Task goal :: Each line containing the word "vara" should be found and copied.

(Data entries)

□ □ □ □ □

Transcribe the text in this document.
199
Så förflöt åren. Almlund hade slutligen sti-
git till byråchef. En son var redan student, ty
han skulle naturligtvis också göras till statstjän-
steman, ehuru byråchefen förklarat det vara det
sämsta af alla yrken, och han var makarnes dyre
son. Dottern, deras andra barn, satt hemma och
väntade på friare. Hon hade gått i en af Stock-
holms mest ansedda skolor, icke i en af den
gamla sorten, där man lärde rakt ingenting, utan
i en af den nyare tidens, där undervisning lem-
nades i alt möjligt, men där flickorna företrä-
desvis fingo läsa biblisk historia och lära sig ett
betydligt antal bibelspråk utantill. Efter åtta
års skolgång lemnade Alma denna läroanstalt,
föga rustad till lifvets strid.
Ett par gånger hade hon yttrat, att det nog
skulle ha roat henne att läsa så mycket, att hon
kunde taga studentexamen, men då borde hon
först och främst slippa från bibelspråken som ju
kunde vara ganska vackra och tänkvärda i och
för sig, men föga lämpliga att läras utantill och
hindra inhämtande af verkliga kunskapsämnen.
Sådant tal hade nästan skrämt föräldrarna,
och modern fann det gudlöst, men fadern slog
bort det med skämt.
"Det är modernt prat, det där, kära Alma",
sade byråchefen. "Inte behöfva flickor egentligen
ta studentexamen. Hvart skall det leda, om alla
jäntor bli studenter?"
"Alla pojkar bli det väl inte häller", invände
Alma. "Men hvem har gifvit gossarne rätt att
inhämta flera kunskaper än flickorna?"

□ □ □ □ □

Response to the exercise ::
steman, ehuru byråchefen förklarat det vara det
kunde vara ganska vackra och tänkvärda i och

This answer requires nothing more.